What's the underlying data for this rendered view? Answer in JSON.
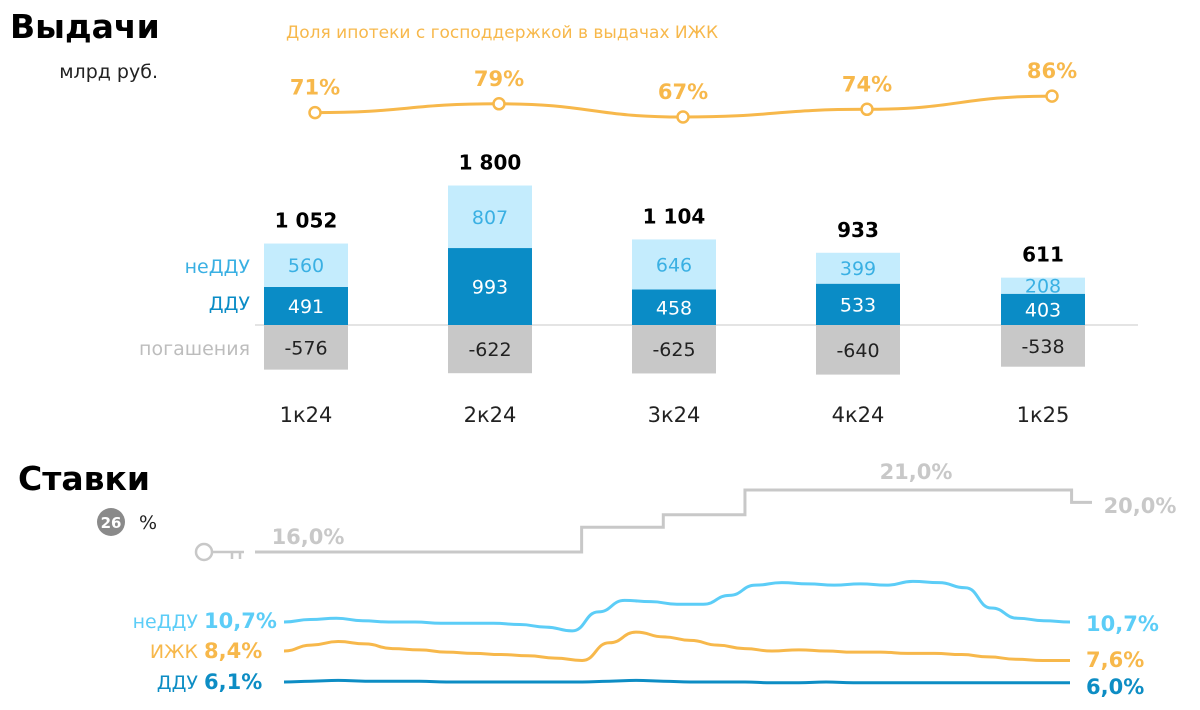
{
  "issuance": {
    "title": "Выдачи",
    "unit": "млрд руб.",
    "row_labels": {
      "non_escrow": "неДДУ",
      "escrow": "ДДУ",
      "repayments": "погашения"
    },
    "colors": {
      "non_escrow": "#c4ecfd",
      "escrow": "#0a8cc6",
      "repayments": "#c8c8c8",
      "text_light": "#3ab0e3",
      "text_dark": "#ffffff",
      "label_grey": "#bdbdbd"
    }
  },
  "subsidized_share": {
    "title": "Доля ипотеки с господдержкой в выдачах ИЖК",
    "color": "#f7b84b"
  },
  "rates": {
    "title": "Ставки",
    "badge": "26",
    "unit": "%",
    "key_icon": "key-icon",
    "key_color": "#c8c8c8",
    "series_colors": {
      "non_escrow": "#5ccdf7",
      "ijk": "#f7b84b",
      "escrow": "#0d8dc4"
    }
  },
  "chart_data": [
    {
      "type": "bar",
      "stacked": true,
      "categories": [
        "1к24",
        "2к24",
        "3к24",
        "4к24",
        "1к25"
      ],
      "series": [
        {
          "name": "неДДУ",
          "values": [
            560,
            807,
            646,
            399,
            208
          ]
        },
        {
          "name": "ДДУ",
          "values": [
            491,
            993,
            458,
            533,
            403
          ]
        },
        {
          "name": "погашения",
          "values": [
            -576,
            -622,
            -625,
            -640,
            -538
          ]
        }
      ],
      "totals": [
        "1 052",
        "1 800",
        "1 104",
        "933",
        "611"
      ],
      "title": "Выдачи",
      "ylabel": "млрд руб."
    },
    {
      "type": "line",
      "categories": [
        "1к24",
        "2к24",
        "3к24",
        "4к24",
        "1к25"
      ],
      "series": [
        {
          "values": [
            71,
            79,
            67,
            74,
            86
          ]
        }
      ],
      "labels": [
        "71%",
        "79%",
        "67%",
        "74%",
        "86%"
      ],
      "title": "Доля ипотеки с господдержкой в выдачах ИЖК"
    },
    {
      "type": "line",
      "title": "Ставки",
      "ylabel": "%",
      "ylim": [
        5,
        22
      ],
      "series": [
        {
          "name": "key",
          "style": "step",
          "values": [
            16,
            16,
            16,
            16,
            16,
            16,
            16,
            16,
            16,
            16,
            16,
            16,
            16,
            16,
            16,
            16,
            16,
            18,
            18,
            18,
            18,
            19,
            19,
            19,
            19,
            21,
            21,
            21,
            21,
            21,
            21,
            21,
            21,
            21,
            21,
            21,
            21,
            21,
            21,
            21,
            21,
            20
          ],
          "start_label": "16,0%",
          "peak_label": "21,0%",
          "end_label": "20,0%"
        },
        {
          "name": "неДДУ",
          "values": [
            10.7,
            10.9,
            11.0,
            10.8,
            10.7,
            10.7,
            10.6,
            10.6,
            10.6,
            10.5,
            10.3,
            10.0,
            11.5,
            12.4,
            12.3,
            12.1,
            12.1,
            12.8,
            13.6,
            13.8,
            13.7,
            13.6,
            13.7,
            13.6,
            13.9,
            13.8,
            13.4,
            11.8,
            11.0,
            10.8,
            10.7
          ],
          "start_label": "10,7%",
          "end_label": "10,7%"
        },
        {
          "name": "ИЖК",
          "values": [
            8.4,
            8.9,
            9.2,
            9.0,
            8.6,
            8.5,
            8.3,
            8.2,
            8.1,
            8.0,
            7.8,
            7.6,
            9.1,
            10.0,
            9.6,
            9.3,
            8.9,
            8.6,
            8.4,
            8.5,
            8.4,
            8.3,
            8.3,
            8.2,
            8.2,
            8.1,
            7.9,
            7.7,
            7.6,
            7.6
          ],
          "start_label": "8,4%",
          "end_label": "7,6%"
        },
        {
          "name": "ДДУ",
          "values": [
            6.1,
            6.2,
            6.3,
            6.2,
            6.2,
            6.2,
            6.1,
            6.1,
            6.1,
            6.1,
            6.1,
            6.1,
            6.2,
            6.3,
            6.2,
            6.1,
            6.1,
            6.1,
            6.0,
            6.0,
            6.1,
            6.0,
            6.0,
            6.0,
            6.0,
            6.0,
            6.0,
            6.0,
            6.0,
            6.0
          ],
          "start_label": "6,1%",
          "end_label": "6,0%"
        }
      ]
    }
  ]
}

--------------------

Problem to work on
Transcribe every record above exactly, leaving out the pictures.

Output for this task
What's the underlying data for this rendered view? Answer in JSON.
{
  "issuance": {
    "title": "Выдачи",
    "unit": "млрд руб.",
    "row_labels": {
      "non_escrow": "неДДУ",
      "escrow": "ДДУ",
      "repayments": "погашения"
    },
    "colors": {
      "non_escrow": "#c4ecfd",
      "escrow": "#0a8cc6",
      "repayments": "#c8c8c8",
      "text_light": "#3ab0e3",
      "text_dark": "#ffffff",
      "label_grey": "#bdbdbd"
    }
  },
  "subsidized_share": {
    "title": "Доля ипотеки с господдержкой в выдачах ИЖК",
    "color": "#f7b84b"
  },
  "rates": {
    "title": "Ставки",
    "badge": "26",
    "unit": "%",
    "key_icon": "key-icon",
    "key_color": "#c8c8c8",
    "series_colors": {
      "non_escrow": "#5ccdf7",
      "ijk": "#f7b84b",
      "escrow": "#0d8dc4"
    }
  },
  "chart_data": [
    {
      "type": "bar",
      "stacked": true,
      "categories": [
        "1к24",
        "2к24",
        "3к24",
        "4к24",
        "1к25"
      ],
      "series": [
        {
          "name": "неДДУ",
          "values": [
            560,
            807,
            646,
            399,
            208
          ]
        },
        {
          "name": "ДДУ",
          "values": [
            491,
            993,
            458,
            533,
            403
          ]
        },
        {
          "name": "погашения",
          "values": [
            -576,
            -622,
            -625,
            -640,
            -538
          ]
        }
      ],
      "totals": [
        "1 052",
        "1 800",
        "1 104",
        "933",
        "611"
      ],
      "title": "Выдачи",
      "ylabel": "млрд руб."
    },
    {
      "type": "line",
      "categories": [
        "1к24",
        "2к24",
        "3к24",
        "4к24",
        "1к25"
      ],
      "series": [
        {
          "values": [
            71,
            79,
            67,
            74,
            86
          ]
        }
      ],
      "labels": [
        "71%",
        "79%",
        "67%",
        "74%",
        "86%"
      ],
      "title": "Доля ипотеки с господдержкой в выдачах ИЖК"
    },
    {
      "type": "line",
      "title": "Ставки",
      "ylabel": "%",
      "ylim": [
        5,
        22
      ],
      "series": [
        {
          "name": "key",
          "style": "step",
          "values": [
            16,
            16,
            16,
            16,
            16,
            16,
            16,
            16,
            16,
            16,
            16,
            16,
            16,
            16,
            16,
            16,
            16,
            18,
            18,
            18,
            18,
            19,
            19,
            19,
            19,
            21,
            21,
            21,
            21,
            21,
            21,
            21,
            21,
            21,
            21,
            21,
            21,
            21,
            21,
            21,
            21,
            20
          ],
          "start_label": "16,0%",
          "peak_label": "21,0%",
          "end_label": "20,0%"
        },
        {
          "name": "неДДУ",
          "values": [
            10.7,
            10.9,
            11.0,
            10.8,
            10.7,
            10.7,
            10.6,
            10.6,
            10.6,
            10.5,
            10.3,
            10.0,
            11.5,
            12.4,
            12.3,
            12.1,
            12.1,
            12.8,
            13.6,
            13.8,
            13.7,
            13.6,
            13.7,
            13.6,
            13.9,
            13.8,
            13.4,
            11.8,
            11.0,
            10.8,
            10.7
          ],
          "start_label": "10,7%",
          "end_label": "10,7%"
        },
        {
          "name": "ИЖК",
          "values": [
            8.4,
            8.9,
            9.2,
            9.0,
            8.6,
            8.5,
            8.3,
            8.2,
            8.1,
            8.0,
            7.8,
            7.6,
            9.1,
            10.0,
            9.6,
            9.3,
            8.9,
            8.6,
            8.4,
            8.5,
            8.4,
            8.3,
            8.3,
            8.2,
            8.2,
            8.1,
            7.9,
            7.7,
            7.6,
            7.6
          ],
          "start_label": "8,4%",
          "end_label": "7,6%"
        },
        {
          "name": "ДДУ",
          "values": [
            6.1,
            6.2,
            6.3,
            6.2,
            6.2,
            6.2,
            6.1,
            6.1,
            6.1,
            6.1,
            6.1,
            6.1,
            6.2,
            6.3,
            6.2,
            6.1,
            6.1,
            6.1,
            6.0,
            6.0,
            6.1,
            6.0,
            6.0,
            6.0,
            6.0,
            6.0,
            6.0,
            6.0,
            6.0,
            6.0
          ],
          "start_label": "6,1%",
          "end_label": "6,0%"
        }
      ]
    }
  ]
}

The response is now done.